**What you have to do**:
Return the lines below that carry the word "rest".

___ The input ___

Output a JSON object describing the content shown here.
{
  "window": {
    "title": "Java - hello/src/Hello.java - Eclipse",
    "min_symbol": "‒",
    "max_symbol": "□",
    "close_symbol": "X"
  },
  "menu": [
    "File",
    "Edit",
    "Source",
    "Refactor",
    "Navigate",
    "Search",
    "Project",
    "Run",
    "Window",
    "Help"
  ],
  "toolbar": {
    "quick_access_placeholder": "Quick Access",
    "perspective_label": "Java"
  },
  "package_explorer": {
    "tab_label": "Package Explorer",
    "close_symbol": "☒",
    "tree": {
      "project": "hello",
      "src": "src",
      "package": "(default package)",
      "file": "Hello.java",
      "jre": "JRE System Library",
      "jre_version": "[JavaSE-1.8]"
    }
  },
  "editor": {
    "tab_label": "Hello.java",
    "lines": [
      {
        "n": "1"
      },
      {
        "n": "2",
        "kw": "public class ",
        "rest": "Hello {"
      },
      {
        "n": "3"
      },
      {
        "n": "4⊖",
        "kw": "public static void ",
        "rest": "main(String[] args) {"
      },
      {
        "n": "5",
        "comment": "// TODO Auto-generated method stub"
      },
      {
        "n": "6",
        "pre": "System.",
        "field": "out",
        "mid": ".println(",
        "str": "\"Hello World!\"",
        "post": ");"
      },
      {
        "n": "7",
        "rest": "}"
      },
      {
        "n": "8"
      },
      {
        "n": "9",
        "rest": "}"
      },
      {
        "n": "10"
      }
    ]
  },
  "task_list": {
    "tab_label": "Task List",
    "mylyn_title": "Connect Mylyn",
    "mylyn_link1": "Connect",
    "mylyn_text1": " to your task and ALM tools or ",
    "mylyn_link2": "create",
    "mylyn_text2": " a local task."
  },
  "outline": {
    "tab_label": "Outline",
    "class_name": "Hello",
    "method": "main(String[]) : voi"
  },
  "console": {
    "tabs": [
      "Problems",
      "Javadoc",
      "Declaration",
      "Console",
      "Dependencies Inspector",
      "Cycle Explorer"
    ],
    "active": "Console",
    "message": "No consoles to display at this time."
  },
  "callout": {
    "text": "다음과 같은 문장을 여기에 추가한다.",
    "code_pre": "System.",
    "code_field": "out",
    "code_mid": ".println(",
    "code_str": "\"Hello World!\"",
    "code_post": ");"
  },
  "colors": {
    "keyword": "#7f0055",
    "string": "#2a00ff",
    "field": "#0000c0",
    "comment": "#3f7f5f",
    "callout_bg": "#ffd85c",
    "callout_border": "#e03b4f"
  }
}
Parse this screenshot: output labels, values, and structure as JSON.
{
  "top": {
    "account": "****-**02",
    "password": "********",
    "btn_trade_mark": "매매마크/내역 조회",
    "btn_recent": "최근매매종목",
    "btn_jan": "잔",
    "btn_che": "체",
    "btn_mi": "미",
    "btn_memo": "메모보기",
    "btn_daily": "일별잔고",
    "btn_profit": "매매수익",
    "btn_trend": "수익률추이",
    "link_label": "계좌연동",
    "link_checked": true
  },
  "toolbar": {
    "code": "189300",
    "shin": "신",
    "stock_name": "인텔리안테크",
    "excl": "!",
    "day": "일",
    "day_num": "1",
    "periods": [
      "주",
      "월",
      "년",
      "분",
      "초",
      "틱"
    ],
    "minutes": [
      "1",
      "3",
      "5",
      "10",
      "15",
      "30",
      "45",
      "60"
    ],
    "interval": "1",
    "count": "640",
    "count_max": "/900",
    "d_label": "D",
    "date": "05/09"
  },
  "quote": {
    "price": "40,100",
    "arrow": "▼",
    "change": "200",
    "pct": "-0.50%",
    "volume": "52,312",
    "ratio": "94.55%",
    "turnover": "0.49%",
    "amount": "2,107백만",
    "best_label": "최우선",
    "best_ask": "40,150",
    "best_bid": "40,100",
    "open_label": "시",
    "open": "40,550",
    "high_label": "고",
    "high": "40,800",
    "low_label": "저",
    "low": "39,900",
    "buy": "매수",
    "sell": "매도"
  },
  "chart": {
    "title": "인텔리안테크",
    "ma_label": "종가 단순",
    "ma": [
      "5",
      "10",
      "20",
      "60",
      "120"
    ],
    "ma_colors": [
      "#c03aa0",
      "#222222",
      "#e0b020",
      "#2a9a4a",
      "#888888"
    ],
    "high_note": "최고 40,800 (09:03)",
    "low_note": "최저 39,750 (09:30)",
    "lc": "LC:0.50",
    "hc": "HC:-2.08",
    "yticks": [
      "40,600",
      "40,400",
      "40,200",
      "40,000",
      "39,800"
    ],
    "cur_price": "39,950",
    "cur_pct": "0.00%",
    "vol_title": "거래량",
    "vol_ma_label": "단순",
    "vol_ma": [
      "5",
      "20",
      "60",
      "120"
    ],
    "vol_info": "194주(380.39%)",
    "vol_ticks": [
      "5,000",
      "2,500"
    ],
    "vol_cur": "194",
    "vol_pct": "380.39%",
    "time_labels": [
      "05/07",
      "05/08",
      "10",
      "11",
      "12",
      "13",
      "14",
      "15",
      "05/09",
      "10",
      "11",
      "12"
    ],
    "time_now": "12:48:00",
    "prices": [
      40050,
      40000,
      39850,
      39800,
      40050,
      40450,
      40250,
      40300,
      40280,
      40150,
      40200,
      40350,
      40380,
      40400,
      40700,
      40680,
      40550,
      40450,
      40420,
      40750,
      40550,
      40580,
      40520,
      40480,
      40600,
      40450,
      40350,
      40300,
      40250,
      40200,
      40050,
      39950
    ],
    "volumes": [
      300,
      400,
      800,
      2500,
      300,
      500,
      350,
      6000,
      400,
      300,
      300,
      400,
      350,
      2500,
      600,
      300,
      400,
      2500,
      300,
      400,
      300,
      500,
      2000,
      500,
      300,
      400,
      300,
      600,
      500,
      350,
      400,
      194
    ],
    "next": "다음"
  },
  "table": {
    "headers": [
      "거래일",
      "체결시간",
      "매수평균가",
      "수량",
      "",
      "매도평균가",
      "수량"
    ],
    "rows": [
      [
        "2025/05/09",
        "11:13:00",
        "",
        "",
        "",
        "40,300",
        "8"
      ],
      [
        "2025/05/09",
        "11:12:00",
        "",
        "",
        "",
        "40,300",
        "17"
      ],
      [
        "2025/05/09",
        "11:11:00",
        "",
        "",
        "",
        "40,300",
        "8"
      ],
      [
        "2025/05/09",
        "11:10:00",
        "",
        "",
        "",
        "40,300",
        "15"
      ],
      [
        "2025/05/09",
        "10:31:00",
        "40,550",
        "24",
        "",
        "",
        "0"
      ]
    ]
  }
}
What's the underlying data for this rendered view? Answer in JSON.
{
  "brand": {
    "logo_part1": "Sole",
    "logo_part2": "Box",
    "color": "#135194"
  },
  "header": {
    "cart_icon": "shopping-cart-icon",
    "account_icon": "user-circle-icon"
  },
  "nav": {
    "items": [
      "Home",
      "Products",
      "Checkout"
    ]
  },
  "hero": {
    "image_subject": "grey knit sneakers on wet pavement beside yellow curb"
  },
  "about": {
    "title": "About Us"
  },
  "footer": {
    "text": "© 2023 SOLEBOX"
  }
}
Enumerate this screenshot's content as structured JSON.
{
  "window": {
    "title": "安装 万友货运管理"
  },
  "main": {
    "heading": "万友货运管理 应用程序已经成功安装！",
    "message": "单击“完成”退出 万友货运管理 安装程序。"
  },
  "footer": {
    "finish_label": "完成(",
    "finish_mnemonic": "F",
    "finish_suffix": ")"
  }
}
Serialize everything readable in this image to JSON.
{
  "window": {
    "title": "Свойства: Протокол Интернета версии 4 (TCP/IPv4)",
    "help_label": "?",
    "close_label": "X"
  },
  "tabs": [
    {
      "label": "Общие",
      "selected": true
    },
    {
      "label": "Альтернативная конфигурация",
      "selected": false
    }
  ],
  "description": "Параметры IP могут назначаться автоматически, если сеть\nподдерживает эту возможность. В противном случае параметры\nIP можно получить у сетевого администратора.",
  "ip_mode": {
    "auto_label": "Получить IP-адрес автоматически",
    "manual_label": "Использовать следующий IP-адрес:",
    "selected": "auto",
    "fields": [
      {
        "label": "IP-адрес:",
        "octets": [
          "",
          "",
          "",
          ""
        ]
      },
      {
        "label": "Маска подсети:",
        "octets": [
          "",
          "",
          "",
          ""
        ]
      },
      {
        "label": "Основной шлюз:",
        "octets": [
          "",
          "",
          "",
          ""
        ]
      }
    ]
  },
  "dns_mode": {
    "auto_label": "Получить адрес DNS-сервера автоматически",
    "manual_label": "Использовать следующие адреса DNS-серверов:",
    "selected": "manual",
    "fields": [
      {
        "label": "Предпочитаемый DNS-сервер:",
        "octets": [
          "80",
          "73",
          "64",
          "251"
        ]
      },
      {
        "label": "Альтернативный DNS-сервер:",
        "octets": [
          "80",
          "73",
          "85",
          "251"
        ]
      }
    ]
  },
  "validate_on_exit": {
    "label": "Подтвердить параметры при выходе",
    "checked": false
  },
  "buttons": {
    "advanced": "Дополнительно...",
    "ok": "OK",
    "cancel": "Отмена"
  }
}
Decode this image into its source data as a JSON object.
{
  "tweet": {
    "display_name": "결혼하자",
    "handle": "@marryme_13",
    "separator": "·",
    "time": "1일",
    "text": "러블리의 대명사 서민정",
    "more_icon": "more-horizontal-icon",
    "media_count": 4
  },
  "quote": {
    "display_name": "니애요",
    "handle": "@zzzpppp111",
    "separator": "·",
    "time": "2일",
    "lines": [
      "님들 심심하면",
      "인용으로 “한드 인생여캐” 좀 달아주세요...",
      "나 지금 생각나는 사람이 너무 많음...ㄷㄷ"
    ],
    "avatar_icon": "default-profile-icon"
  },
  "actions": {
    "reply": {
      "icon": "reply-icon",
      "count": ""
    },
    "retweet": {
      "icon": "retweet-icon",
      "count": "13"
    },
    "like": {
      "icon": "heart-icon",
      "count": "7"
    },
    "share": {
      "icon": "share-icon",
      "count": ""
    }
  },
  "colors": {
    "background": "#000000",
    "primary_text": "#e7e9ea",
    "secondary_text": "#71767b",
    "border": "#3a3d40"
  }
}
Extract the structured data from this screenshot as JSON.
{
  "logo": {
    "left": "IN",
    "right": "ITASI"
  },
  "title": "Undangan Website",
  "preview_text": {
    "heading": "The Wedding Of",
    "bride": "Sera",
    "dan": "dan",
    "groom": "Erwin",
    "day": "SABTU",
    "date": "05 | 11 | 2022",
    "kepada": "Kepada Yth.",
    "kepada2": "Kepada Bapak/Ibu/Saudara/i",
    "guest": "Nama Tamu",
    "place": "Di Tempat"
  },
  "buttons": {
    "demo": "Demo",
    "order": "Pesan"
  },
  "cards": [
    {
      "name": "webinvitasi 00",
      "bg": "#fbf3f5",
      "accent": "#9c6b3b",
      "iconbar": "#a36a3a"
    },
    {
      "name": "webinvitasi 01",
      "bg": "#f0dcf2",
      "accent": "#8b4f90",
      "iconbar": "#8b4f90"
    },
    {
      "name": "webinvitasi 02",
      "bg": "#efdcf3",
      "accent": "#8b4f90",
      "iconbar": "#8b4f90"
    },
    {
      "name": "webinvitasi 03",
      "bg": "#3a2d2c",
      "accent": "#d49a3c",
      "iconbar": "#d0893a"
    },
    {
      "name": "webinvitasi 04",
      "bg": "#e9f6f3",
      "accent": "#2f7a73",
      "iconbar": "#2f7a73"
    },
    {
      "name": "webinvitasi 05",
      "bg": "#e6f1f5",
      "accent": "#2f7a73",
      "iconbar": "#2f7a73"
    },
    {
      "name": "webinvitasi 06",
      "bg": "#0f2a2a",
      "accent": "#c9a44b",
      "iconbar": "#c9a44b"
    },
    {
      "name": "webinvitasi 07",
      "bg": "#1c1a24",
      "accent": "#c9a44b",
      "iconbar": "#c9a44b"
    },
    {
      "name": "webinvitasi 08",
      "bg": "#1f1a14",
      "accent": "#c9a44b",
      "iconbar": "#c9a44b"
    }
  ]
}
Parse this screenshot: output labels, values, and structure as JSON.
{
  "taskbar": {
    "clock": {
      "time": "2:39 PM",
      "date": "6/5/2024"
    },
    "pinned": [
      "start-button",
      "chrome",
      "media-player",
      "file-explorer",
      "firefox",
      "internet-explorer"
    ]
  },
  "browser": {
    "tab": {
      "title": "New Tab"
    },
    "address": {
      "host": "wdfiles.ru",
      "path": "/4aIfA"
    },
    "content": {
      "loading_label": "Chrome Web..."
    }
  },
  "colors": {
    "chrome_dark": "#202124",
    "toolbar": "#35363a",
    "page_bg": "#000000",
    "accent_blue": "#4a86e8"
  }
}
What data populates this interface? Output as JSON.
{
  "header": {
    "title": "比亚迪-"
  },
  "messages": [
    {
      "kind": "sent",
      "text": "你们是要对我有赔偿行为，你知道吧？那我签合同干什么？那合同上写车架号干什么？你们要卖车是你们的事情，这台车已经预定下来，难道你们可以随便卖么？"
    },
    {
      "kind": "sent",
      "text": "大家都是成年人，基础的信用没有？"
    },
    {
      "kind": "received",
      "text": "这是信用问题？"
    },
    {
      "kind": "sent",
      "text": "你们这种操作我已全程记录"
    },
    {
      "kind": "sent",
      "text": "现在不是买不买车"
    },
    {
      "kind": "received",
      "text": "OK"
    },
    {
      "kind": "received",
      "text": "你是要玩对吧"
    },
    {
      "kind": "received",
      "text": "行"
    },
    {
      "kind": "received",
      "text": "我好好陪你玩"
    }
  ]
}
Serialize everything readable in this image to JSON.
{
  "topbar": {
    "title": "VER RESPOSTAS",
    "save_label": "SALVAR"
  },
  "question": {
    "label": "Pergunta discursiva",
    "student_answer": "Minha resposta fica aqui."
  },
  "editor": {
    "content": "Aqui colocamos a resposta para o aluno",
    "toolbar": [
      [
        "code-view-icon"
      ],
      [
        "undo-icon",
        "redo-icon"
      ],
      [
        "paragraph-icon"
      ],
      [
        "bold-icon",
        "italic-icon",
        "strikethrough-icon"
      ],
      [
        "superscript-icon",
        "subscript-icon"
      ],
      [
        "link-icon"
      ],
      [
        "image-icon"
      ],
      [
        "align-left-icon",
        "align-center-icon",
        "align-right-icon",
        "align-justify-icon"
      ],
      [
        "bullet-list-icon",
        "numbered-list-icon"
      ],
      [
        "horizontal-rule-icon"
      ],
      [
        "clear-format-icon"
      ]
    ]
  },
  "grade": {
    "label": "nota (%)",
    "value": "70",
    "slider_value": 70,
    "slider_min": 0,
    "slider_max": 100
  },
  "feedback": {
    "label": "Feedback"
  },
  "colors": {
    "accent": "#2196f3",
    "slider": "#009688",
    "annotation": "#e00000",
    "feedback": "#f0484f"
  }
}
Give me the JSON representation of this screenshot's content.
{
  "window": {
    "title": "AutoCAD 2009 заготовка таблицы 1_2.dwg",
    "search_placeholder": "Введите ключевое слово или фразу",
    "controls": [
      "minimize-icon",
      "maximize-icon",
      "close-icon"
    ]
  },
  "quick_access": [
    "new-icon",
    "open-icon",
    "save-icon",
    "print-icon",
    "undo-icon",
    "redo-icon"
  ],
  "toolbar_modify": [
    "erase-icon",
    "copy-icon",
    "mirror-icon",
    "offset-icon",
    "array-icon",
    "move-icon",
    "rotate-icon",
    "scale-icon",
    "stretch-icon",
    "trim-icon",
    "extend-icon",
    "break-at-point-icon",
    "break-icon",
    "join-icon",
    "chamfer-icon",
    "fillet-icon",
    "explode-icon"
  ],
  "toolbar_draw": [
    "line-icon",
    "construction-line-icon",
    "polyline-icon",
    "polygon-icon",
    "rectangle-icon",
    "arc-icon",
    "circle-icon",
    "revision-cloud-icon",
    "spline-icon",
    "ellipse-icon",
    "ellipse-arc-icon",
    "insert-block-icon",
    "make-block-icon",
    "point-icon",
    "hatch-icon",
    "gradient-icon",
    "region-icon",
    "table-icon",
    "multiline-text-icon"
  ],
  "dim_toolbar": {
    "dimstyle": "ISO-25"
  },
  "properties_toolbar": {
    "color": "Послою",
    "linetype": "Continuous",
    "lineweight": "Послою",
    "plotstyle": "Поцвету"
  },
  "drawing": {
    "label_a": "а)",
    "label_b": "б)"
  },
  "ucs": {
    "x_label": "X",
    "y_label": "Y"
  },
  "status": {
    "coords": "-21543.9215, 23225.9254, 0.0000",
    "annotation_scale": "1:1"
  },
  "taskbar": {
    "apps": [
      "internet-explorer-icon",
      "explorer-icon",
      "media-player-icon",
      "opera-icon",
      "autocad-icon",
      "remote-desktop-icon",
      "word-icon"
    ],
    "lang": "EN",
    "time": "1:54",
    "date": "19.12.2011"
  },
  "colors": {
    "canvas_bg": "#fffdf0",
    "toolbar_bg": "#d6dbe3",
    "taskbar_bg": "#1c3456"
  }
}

___

**Response to this task**:
        "rest": "Hello {"
        "rest": "main(String[] args) {"
        "rest": "}"
        "rest": "}"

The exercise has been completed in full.